> _TASK DIRECTIONS_: Show all lines that include the string "mimo"; copy each one.

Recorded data
___

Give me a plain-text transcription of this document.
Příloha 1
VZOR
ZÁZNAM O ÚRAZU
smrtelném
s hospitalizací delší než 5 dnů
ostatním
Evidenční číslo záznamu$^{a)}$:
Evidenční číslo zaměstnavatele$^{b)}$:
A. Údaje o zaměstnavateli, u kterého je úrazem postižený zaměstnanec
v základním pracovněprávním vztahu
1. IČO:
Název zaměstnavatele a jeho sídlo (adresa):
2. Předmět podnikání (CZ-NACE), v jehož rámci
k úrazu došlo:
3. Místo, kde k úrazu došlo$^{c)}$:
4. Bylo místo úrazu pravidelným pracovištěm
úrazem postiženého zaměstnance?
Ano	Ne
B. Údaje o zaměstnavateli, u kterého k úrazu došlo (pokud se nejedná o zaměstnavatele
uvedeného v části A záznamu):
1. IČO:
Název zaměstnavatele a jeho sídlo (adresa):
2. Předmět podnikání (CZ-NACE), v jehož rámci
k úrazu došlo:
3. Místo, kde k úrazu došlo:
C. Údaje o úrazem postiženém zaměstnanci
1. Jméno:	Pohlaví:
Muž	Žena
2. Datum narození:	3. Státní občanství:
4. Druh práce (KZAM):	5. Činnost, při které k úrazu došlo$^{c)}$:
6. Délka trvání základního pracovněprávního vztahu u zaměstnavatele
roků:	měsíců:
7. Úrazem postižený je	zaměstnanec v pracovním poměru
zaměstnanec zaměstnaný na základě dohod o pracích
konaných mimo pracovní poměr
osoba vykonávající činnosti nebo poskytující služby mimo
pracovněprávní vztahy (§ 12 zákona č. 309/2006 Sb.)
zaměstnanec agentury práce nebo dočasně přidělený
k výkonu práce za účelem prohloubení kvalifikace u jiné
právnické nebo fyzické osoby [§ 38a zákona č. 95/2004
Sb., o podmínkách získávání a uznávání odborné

___

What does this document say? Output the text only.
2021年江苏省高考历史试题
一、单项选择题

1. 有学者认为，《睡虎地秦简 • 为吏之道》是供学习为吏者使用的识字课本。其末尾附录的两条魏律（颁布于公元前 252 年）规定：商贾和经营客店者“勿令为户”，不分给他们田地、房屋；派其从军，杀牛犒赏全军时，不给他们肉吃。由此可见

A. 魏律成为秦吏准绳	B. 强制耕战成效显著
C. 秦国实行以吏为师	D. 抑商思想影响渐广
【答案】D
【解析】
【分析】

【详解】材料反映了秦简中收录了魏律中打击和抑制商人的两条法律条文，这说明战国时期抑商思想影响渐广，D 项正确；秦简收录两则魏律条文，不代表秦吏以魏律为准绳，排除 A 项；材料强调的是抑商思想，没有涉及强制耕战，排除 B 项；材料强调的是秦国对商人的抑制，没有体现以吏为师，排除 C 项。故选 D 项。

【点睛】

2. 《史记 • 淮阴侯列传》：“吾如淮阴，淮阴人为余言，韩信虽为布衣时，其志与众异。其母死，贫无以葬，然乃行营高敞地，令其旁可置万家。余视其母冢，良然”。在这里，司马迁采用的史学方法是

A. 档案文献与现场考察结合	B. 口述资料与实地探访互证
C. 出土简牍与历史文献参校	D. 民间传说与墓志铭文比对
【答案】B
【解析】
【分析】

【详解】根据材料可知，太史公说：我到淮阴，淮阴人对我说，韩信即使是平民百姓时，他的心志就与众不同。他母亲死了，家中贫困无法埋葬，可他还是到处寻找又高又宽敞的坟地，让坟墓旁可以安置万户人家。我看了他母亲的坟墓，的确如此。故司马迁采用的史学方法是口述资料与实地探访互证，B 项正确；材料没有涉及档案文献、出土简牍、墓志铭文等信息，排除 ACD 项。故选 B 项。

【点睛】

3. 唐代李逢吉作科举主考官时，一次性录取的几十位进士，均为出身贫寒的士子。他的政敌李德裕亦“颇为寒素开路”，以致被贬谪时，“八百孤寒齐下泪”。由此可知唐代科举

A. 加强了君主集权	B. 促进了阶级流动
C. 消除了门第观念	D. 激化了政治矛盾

___

> _WRITTEN ANSWER_:
konaných mimo pracovní poměr
osoba vykonávající činnosti nebo poskytující služby mimo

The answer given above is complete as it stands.